— start of Data supplied —

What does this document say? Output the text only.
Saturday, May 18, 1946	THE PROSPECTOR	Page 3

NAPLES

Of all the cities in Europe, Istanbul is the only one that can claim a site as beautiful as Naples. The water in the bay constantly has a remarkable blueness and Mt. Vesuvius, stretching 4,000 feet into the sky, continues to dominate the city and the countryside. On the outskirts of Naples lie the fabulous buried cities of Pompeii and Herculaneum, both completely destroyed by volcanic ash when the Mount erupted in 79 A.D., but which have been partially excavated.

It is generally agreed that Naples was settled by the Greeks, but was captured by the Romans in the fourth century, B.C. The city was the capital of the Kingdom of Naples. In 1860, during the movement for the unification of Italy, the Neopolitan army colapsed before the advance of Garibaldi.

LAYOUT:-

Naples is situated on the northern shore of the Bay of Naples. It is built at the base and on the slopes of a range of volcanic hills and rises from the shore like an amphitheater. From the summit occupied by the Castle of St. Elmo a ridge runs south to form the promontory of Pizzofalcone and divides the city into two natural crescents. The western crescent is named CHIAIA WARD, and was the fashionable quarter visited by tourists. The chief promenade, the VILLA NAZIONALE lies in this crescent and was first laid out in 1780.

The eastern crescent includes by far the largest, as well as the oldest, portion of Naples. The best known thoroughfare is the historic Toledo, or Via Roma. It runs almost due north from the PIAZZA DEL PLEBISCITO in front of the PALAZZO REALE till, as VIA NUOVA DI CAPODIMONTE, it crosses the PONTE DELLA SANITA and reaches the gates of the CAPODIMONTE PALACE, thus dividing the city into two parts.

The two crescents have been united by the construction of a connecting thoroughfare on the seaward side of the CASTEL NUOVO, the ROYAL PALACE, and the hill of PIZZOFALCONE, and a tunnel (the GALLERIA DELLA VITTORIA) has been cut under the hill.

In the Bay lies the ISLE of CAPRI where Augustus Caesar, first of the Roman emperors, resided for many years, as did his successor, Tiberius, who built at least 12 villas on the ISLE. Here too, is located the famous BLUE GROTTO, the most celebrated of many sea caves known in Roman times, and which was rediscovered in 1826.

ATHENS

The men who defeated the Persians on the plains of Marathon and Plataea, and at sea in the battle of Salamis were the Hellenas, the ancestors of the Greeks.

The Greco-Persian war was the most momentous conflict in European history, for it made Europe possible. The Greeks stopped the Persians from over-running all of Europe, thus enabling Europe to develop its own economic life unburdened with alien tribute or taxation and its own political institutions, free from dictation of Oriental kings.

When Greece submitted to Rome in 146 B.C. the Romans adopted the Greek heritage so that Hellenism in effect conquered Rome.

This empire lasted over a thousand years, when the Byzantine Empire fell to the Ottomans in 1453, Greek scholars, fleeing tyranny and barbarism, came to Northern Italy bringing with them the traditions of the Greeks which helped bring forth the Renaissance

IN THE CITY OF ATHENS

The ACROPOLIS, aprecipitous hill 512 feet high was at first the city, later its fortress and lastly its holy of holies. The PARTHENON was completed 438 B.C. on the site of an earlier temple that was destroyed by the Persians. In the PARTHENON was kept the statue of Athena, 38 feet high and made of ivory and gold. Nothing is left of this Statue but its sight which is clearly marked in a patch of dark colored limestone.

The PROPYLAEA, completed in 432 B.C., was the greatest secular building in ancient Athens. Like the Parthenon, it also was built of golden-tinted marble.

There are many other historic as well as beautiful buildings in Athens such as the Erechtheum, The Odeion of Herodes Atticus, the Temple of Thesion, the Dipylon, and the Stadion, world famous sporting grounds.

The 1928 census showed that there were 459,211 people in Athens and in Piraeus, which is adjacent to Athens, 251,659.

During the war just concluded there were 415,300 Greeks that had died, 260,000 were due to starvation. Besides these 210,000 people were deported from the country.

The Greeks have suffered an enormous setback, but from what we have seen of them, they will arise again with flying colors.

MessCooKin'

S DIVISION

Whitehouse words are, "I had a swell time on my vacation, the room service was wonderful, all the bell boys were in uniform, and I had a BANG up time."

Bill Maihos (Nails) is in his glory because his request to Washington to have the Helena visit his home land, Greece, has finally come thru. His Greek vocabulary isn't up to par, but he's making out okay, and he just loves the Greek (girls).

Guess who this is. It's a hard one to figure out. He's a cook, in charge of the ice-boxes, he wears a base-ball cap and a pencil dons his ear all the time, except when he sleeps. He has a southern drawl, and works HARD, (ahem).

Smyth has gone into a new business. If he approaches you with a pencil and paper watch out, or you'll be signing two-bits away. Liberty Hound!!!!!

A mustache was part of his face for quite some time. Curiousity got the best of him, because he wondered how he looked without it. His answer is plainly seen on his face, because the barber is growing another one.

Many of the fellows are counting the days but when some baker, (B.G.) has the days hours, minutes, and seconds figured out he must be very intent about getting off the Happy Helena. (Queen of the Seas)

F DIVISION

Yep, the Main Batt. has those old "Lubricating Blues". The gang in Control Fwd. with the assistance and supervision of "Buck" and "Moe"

— end of Data supplied —

Short exercise: From the records above, extract everything verbatim.

Correct response:
What does this document say? Output the text only.
Saturday, May 18, 1946	THE PROSPECTOR	Page 3

NAPLES

Of all the cities in Europe, Istanbul is the only one that can claim a site as beautiful as Naples. The water in the bay constantly has a remarkable blueness and Mt. Vesuvius, stretching 4,000 feet into the sky, continues to dominate the city and the countryside. On the outskirts of Naples lie the fabulous buried cities of Pompeii and Herculaneum, both completely destroyed by volcanic ash when the Mount erupted in 79 A.D., but which have been partially excavated.

It is generally agreed that Naples was settled by the Greeks, but was captured by the Romans in the fourth century, B.C. The city was the capital of the Kingdom of Naples. In 1860, during the movement for the unification of Italy, the Neopolitan army colapsed before the advance of Garibaldi.

LAYOUT:-

Naples is situated on the northern shore of the Bay of Naples. It is built at the base and on the slopes of a range of volcanic hills and rises from the shore like an amphitheater. From the summit occupied by the Castle of St. Elmo a ridge runs south to form the promontory of Pizzofalcone and divides the city into two natural crescents. The western crescent is named CHIAIA WARD, and was the fashionable quarter visited by tourists. The chief promenade, the VILLA NAZIONALE lies in this crescent and was first laid out in 1780.

The eastern crescent includes by far the largest, as well as the oldest, portion of Naples. The best known thoroughfare is the historic Toledo, or Via Roma. It runs almost due north from the PIAZZA DEL PLEBISCITO in front of the PALAZZO REALE till, as VIA NUOVA DI CAPODIMONTE, it crosses the PONTE DELLA SANITA and reaches the gates of the CAPODIMONTE PALACE, thus dividing the city into two parts.

The two crescents have been united by the construction of a connecting thoroughfare on the seaward side of the CASTEL NUOVO, the ROYAL PALACE, and the hill of PIZZOFALCONE, and a tunnel (the GALLERIA DELLA VITTORIA) has been cut under the hill.

In the Bay lies the ISLE of CAPRI where Augustus Caesar, first of the Roman emperors, resided for many years, as did his successor, Tiberius, who built at least 12 villas on the ISLE. Here too, is located the famous BLUE GROTTO, the most celebrated of many sea caves known in Roman times, and which was rediscovered in 1826.

ATHENS

The men who defeated the Persians on the plains of Marathon and Plataea, and at sea in the battle of Salamis were the Hellenas, the ancestors of the Greeks.

The Greco-Persian war was the most momentous conflict in European history, for it made Europe possible. The Greeks stopped the Persians from over-running all of Europe, thus enabling Europe to develop its own economic life unburdened with alien tribute or taxation and its own political institutions, free from dictation of Oriental kings.

When Greece submitted to Rome in 146 B.C. the Romans adopted the Greek heritage so that Hellenism in effect conquered Rome.

This empire lasted over a thousand years, when the Byzantine Empire fell to the Ottomans in 1453, Greek scholars, fleeing tyranny and barbarism, came to Northern Italy bringing with them the traditions of the Greeks which helped bring forth the Renaissance

IN THE CITY OF ATHENS

The ACROPOLIS, aprecipitous hill 512 feet high was at first the city, later its fortress and lastly its holy of holies. The PARTHENON was completed 438 B.C. on the site of an earlier temple that was destroyed by the Persians. In the PARTHENON was kept the statue of Athena, 38 feet high and made of ivory and gold. Nothing is left of this Statue but its sight which is clearly marked in a patch of dark colored limestone.

The PROPYLAEA, completed in 432 B.C., was the greatest secular building in ancient Athens. Like the Parthenon, it also was built of golden-tinted marble.

There are many other historic as well as beautiful buildings in Athens such as the Erechtheum, The Odeion of Herodes Atticus, the Temple of Thesion, the Dipylon, and the Stadion, world famous sporting grounds.

The 1928 census showed that there were 459,211 people in Athens and in Piraeus, which is adjacent to Athens, 251,659.

During the war just concluded there were 415,300 Greeks that had died, 260,000 were due to starvation. Besides these 210,000 people were deported from the country.

The Greeks have suffered an enormous setback, but from what we have seen of them, they will arise again with flying colors.

MessCooKin'

S DIVISION

Whitehouse words are, "I had a swell time on my vacation, the room service was wonderful, all the bell boys were in uniform, and I had a BANG up time."

Bill Maihos (Nails) is in his glory because his request to Washington to have the Helena visit his home land, Greece, has finally come thru. His Greek vocabulary isn't up to par, but he's making out okay, and he just loves the Greek (girls).

Guess who this is. It's a hard one to figure out. He's a cook, in charge of the ice-boxes, he wears a base-ball cap and a pencil dons his ear all the time, except when he sleeps. He has a southern drawl, and works HARD, (ahem).

Smyth has gone into a new business. If he approaches you with a pencil and paper watch out, or you'll be signing two-bits away. Liberty Hound!!!!!

A mustache was part of his face for quite some time. Curiousity got the best of him, because he wondered how he looked without it. His answer is plainly seen on his face, because the barber is growing another one.

Many of the fellows are counting the days but when some baker, (B.G.) has the days hours, minutes, and seconds figured out he must be very intent about getting off the Happy Helena. (Queen of the Seas)

F DIVISION

Yep, the Main Batt. has those old "Lubricating Blues". The gang in Control Fwd. with the assistance and supervision of "Buck" and "Moe"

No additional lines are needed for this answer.